Problem to work on: Update the lines from the one with "Segment this screenshot: for" to the one with "dgv-variant[interactable] xyxy=(67,446,89,452)" by replacing "bbox" with "bounding box". Leave everything else in those lines unchanged.

Data in this exercise:
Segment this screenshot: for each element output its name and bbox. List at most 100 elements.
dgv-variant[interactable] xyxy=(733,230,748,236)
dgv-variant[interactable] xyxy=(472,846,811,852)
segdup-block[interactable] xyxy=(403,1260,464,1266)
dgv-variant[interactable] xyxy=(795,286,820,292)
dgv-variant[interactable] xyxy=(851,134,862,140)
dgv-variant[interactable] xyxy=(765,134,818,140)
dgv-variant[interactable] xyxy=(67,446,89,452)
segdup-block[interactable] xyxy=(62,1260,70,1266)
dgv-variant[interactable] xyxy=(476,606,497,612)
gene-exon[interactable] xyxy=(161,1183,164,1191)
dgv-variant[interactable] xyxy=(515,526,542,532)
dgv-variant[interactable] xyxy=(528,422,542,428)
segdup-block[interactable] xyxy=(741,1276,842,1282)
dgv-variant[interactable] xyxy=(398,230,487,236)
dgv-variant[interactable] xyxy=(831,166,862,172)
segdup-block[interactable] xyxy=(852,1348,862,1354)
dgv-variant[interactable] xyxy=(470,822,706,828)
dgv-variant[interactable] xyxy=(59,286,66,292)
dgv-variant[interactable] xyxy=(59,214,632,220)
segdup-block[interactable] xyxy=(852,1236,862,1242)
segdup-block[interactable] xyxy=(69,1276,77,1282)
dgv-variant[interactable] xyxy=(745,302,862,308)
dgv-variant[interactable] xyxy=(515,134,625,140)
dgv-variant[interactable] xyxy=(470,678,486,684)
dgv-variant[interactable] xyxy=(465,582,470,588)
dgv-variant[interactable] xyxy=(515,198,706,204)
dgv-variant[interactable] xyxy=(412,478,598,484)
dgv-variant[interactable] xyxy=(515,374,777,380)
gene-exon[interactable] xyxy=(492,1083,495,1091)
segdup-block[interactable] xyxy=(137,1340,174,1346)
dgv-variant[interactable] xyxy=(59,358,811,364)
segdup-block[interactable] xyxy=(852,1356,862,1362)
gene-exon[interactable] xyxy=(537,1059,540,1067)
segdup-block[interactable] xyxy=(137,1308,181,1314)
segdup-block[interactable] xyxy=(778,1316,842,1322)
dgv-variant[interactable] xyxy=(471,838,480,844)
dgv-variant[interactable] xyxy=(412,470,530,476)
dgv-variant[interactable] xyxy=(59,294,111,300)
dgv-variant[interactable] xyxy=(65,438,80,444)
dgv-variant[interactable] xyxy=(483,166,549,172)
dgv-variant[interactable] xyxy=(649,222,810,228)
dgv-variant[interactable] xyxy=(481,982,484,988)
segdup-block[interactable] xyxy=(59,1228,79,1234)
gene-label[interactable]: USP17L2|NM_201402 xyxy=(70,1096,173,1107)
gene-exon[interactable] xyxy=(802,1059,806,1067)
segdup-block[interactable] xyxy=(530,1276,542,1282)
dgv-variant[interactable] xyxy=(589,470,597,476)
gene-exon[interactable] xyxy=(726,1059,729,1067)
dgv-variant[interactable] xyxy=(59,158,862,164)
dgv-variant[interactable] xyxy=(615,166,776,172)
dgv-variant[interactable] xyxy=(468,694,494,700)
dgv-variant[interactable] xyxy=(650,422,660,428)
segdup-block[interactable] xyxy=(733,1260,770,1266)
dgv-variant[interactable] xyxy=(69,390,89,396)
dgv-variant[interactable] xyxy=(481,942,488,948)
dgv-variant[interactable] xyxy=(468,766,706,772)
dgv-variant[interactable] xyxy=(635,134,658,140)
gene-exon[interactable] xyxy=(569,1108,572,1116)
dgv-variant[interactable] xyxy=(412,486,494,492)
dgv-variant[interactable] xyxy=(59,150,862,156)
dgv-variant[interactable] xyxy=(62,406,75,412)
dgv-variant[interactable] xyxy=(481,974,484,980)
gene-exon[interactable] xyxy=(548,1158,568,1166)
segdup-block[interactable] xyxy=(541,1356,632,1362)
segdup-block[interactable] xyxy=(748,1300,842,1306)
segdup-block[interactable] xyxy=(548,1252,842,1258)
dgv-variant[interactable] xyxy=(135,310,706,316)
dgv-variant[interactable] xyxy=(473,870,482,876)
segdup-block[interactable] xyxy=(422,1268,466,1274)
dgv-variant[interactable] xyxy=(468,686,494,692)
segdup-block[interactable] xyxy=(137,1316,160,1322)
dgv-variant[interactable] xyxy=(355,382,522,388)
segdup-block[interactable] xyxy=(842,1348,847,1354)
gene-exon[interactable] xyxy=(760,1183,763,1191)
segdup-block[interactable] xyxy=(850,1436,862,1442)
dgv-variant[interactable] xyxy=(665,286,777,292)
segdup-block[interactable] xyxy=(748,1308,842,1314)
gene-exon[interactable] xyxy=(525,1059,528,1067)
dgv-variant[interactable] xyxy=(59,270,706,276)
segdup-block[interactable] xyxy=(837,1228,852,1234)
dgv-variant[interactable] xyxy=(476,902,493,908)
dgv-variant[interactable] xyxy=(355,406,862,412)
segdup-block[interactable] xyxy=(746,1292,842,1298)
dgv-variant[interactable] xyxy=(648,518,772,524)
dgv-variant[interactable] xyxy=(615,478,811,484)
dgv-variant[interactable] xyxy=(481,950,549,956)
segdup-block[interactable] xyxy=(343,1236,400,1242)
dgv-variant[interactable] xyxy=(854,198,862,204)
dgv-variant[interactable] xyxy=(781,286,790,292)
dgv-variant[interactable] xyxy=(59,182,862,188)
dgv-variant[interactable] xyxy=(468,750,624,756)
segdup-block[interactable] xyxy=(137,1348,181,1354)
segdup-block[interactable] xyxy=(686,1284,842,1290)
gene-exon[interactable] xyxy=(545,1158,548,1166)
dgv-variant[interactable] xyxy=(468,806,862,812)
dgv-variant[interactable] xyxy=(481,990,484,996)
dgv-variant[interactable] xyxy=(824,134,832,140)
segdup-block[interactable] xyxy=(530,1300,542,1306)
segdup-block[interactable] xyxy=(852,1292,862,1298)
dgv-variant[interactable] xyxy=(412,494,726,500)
---
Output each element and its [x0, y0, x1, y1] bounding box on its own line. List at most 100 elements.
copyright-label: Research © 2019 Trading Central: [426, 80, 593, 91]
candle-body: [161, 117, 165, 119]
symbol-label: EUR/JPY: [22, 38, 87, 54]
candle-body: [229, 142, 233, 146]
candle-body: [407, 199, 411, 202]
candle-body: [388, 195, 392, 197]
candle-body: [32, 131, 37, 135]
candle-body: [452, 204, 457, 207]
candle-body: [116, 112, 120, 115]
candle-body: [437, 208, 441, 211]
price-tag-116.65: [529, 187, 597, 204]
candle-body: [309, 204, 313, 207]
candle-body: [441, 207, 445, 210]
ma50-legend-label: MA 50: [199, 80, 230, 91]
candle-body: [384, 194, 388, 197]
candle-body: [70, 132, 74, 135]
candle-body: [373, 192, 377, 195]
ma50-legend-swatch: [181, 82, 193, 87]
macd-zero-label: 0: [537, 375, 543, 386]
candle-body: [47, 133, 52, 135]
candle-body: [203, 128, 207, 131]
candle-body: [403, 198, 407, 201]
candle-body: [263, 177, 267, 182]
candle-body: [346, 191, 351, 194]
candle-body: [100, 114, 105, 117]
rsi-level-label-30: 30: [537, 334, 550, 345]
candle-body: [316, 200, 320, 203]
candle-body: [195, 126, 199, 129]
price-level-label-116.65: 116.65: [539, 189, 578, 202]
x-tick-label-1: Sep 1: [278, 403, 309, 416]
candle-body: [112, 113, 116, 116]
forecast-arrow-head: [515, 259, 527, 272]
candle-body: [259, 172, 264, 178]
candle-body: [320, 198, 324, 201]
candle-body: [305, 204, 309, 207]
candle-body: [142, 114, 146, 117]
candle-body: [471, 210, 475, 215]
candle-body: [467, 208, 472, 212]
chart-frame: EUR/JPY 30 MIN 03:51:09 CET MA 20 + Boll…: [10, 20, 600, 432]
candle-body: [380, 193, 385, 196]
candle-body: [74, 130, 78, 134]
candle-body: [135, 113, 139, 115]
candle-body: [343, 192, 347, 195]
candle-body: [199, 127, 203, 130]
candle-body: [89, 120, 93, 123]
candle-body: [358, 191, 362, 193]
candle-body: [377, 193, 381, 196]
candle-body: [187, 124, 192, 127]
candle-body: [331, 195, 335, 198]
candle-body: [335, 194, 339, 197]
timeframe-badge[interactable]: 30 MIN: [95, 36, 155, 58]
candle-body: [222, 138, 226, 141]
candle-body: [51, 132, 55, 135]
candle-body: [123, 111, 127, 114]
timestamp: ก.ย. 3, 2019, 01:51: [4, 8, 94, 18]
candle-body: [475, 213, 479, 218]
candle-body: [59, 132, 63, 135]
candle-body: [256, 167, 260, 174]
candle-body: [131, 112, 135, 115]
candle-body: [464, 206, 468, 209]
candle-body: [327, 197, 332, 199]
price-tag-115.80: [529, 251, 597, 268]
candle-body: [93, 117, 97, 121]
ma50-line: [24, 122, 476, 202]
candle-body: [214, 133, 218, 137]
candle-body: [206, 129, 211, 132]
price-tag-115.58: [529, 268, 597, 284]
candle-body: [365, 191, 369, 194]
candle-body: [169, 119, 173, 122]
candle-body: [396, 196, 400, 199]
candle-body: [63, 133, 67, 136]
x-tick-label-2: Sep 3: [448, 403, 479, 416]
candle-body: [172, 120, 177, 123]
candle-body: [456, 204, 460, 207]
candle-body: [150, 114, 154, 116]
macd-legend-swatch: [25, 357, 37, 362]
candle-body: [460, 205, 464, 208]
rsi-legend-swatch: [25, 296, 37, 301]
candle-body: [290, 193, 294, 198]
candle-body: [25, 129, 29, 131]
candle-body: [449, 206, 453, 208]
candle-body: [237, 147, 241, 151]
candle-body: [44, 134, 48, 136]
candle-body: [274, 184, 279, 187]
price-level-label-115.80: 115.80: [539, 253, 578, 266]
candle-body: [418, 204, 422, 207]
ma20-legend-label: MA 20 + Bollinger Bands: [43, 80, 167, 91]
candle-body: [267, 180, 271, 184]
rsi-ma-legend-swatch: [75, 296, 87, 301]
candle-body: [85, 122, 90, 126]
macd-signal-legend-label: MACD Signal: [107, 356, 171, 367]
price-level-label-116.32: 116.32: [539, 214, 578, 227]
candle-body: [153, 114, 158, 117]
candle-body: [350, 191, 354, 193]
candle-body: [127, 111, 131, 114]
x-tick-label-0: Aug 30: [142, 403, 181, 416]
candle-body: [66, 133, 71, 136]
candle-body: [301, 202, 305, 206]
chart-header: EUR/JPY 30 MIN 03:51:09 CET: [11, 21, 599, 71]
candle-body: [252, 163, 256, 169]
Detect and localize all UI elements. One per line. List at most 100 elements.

Response below:
Segment this screenshot: for each element output its name and bounding box. List at most 100 elements.
dgv-variant[interactable] xyxy=(733,230,748,236)
dgv-variant[interactable] xyxy=(472,846,811,852)
segdup-block[interactable] xyxy=(403,1260,464,1266)
dgv-variant[interactable] xyxy=(795,286,820,292)
dgv-variant[interactable] xyxy=(851,134,862,140)
dgv-variant[interactable] xyxy=(765,134,818,140)
dgv-variant[interactable] xyxy=(67,446,89,452)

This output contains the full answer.